Record extracts =>
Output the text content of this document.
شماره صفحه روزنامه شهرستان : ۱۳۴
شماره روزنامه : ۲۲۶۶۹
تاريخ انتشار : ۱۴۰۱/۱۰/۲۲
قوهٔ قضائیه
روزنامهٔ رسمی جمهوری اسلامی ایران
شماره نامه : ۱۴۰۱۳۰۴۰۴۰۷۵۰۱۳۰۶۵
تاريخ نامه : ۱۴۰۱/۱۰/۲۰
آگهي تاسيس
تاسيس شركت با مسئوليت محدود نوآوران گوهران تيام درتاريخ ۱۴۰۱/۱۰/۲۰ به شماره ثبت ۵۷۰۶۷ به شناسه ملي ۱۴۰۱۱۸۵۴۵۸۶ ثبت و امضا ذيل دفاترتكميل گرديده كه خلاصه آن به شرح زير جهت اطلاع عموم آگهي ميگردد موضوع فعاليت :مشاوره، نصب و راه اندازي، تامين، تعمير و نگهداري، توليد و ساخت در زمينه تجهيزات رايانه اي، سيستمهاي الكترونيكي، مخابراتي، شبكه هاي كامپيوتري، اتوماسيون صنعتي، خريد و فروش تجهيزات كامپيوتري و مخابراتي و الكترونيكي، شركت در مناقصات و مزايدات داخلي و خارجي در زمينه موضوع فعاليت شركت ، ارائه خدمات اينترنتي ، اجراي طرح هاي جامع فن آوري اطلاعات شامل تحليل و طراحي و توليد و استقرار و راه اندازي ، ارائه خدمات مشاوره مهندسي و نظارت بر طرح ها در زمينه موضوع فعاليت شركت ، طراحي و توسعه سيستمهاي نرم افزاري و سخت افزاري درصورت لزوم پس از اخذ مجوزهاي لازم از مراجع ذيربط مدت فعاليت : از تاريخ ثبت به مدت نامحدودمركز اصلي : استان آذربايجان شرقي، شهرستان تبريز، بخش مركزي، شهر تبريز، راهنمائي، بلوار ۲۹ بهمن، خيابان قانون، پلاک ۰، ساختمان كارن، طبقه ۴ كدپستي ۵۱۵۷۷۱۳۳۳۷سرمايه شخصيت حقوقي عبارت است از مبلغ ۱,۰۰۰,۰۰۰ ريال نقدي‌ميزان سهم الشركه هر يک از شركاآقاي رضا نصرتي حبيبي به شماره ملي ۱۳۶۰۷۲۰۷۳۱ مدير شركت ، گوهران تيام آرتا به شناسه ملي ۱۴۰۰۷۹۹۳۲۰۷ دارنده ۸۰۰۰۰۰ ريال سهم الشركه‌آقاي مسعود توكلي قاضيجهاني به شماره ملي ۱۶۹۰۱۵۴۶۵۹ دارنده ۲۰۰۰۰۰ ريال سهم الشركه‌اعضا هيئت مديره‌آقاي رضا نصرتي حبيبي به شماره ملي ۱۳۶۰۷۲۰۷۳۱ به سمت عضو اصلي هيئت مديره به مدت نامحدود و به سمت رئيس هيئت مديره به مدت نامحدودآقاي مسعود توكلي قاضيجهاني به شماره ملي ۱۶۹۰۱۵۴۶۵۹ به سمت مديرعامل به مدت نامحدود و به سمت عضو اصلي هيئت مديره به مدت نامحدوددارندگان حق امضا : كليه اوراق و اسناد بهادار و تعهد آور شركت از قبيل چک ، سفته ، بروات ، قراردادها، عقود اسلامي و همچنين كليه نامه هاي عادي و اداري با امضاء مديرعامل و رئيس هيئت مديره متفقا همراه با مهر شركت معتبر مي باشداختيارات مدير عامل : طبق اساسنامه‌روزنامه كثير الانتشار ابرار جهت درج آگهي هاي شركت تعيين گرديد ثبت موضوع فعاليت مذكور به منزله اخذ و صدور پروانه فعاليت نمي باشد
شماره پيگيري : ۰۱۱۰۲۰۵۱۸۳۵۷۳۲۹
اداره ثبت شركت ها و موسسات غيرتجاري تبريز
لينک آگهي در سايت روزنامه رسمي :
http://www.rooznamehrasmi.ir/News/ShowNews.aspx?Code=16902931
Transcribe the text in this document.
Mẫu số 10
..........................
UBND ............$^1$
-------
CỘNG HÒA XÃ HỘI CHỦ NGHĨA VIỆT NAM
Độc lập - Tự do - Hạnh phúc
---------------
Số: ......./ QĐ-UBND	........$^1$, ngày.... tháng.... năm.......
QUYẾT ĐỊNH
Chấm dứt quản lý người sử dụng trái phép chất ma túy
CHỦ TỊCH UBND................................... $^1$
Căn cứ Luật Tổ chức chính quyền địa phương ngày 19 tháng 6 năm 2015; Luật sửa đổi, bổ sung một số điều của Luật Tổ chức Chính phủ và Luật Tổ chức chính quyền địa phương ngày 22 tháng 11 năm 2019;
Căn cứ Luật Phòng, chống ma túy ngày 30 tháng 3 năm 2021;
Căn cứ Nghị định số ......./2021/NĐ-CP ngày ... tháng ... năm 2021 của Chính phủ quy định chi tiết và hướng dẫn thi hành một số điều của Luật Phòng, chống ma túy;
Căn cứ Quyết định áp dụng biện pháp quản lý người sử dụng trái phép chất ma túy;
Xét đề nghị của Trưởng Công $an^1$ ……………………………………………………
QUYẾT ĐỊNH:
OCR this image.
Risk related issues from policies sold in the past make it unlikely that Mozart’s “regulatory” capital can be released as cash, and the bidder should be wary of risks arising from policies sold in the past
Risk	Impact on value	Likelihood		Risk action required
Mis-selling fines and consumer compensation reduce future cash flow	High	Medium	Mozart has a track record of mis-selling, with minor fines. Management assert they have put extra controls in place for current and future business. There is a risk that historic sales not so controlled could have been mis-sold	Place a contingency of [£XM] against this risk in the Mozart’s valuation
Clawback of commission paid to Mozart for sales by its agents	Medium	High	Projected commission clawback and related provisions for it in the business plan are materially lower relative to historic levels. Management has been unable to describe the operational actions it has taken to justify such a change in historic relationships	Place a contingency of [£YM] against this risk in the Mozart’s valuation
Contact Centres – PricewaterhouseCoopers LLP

Task to complete =>
Show every line of the records above that contains the word "UBND".

Answer to this problem =>
UBND ............$^1$
Số: ......./ QĐ-UBND	........$^1$, ngày.... tháng.... năm.......
CHỦ TỊCH UBND................................... $^1$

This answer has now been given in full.